## Exercise description:
Scan the listing below and copy every line holding "九章算术".

— BEGIN —

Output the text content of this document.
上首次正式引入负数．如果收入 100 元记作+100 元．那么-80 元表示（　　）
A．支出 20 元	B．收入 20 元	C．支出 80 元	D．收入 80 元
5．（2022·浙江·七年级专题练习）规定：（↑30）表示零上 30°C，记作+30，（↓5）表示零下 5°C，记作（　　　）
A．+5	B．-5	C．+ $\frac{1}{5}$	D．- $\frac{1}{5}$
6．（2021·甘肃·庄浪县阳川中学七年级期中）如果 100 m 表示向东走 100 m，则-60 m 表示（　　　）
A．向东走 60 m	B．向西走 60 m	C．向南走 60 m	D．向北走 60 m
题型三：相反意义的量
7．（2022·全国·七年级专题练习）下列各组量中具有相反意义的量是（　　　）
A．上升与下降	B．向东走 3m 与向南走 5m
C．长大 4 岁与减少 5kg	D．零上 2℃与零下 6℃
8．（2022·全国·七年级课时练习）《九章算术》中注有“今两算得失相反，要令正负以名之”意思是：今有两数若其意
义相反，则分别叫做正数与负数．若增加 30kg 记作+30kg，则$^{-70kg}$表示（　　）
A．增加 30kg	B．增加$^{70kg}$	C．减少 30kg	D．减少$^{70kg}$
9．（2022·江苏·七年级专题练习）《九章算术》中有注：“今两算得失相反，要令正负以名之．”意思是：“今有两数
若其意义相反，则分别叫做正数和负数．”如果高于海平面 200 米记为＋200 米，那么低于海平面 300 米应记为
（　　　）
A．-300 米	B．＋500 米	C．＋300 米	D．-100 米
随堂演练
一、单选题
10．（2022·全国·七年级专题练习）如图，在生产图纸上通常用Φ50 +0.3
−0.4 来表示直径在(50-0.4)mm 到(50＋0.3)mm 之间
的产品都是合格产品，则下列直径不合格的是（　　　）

— END —
— BEGIN —

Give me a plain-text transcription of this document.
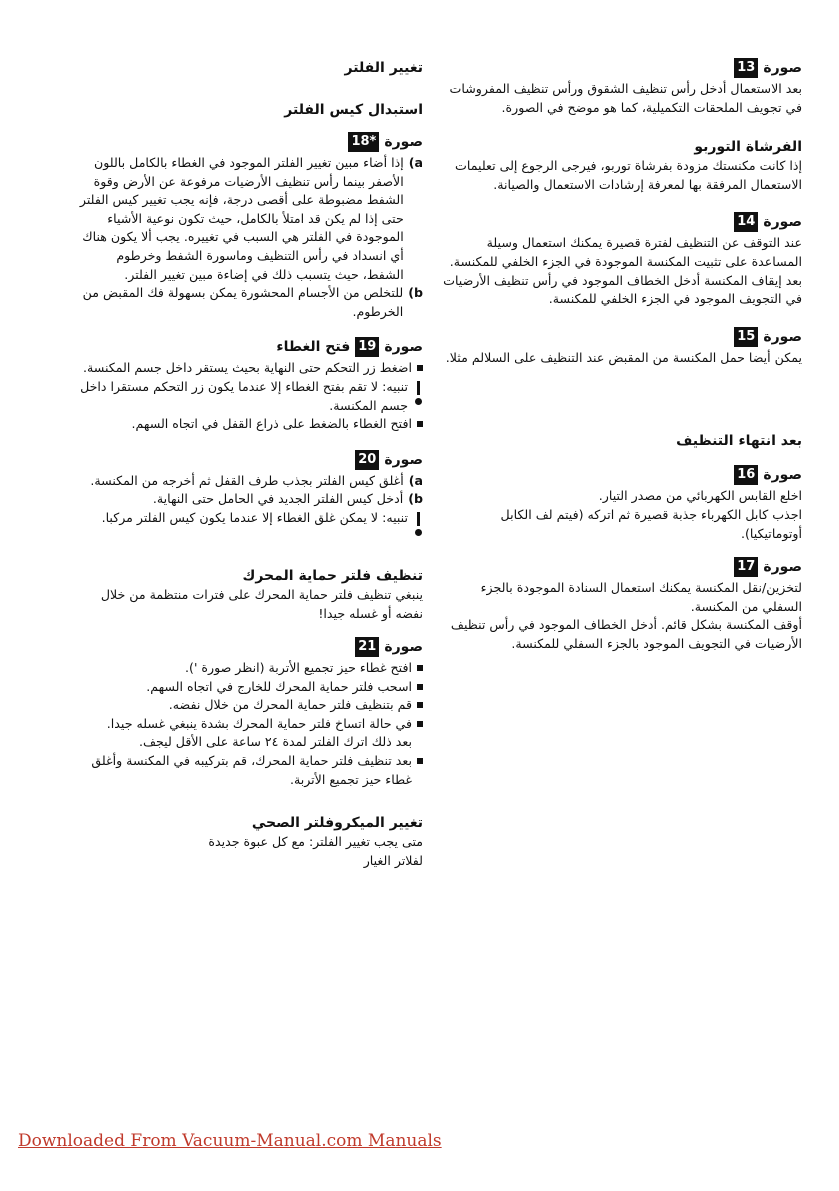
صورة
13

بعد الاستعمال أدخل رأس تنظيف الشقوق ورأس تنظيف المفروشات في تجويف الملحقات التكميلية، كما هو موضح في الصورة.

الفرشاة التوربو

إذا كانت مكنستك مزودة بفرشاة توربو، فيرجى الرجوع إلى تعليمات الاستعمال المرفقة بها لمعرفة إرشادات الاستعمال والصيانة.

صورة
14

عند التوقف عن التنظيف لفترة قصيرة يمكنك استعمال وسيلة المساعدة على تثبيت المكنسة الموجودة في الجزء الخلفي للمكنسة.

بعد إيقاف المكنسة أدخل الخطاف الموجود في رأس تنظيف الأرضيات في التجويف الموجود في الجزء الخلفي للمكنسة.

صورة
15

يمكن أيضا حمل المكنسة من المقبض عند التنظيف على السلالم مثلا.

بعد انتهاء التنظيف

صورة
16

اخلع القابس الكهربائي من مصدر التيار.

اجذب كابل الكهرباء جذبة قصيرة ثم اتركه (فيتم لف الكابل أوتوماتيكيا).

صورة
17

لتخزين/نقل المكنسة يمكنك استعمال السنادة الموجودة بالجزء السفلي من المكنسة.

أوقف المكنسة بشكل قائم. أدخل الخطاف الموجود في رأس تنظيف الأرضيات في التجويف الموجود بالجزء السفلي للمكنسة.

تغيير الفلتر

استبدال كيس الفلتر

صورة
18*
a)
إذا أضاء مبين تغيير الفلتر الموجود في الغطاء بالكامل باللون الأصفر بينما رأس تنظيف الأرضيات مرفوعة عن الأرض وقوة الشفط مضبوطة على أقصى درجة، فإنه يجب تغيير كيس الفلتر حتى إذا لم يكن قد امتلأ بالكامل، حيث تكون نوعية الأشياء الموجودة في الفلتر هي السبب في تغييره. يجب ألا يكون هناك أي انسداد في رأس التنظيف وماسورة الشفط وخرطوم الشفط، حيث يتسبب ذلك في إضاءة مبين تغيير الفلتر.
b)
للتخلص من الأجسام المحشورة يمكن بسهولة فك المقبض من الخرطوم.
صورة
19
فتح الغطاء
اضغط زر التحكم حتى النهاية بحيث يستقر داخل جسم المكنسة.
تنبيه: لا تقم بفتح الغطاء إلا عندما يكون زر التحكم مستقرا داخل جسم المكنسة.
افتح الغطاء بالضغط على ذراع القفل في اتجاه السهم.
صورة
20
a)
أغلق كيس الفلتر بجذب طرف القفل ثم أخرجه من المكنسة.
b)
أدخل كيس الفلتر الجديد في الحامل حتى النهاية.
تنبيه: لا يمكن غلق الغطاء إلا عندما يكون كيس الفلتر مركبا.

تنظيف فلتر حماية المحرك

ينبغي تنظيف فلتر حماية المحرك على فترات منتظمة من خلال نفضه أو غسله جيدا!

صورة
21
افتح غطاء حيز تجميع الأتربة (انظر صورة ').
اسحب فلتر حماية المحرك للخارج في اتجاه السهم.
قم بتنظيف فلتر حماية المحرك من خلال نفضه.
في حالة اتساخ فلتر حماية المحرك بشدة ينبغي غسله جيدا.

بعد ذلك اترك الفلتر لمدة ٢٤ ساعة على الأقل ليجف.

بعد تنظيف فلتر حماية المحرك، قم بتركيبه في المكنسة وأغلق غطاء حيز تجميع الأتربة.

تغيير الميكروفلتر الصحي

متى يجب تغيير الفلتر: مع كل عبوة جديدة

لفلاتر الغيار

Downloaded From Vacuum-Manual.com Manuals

— END —

## Result:
8．（2022·全国·七年级课时练习）《九章算术》中注有“今两算得失相反，要令正负以名之”意思是：今有两数若其意
9．（2022·江苏·七年级专题练习）《九章算术》中有注：“今两算得失相反，要令正负以名之．”意思是：“今有两数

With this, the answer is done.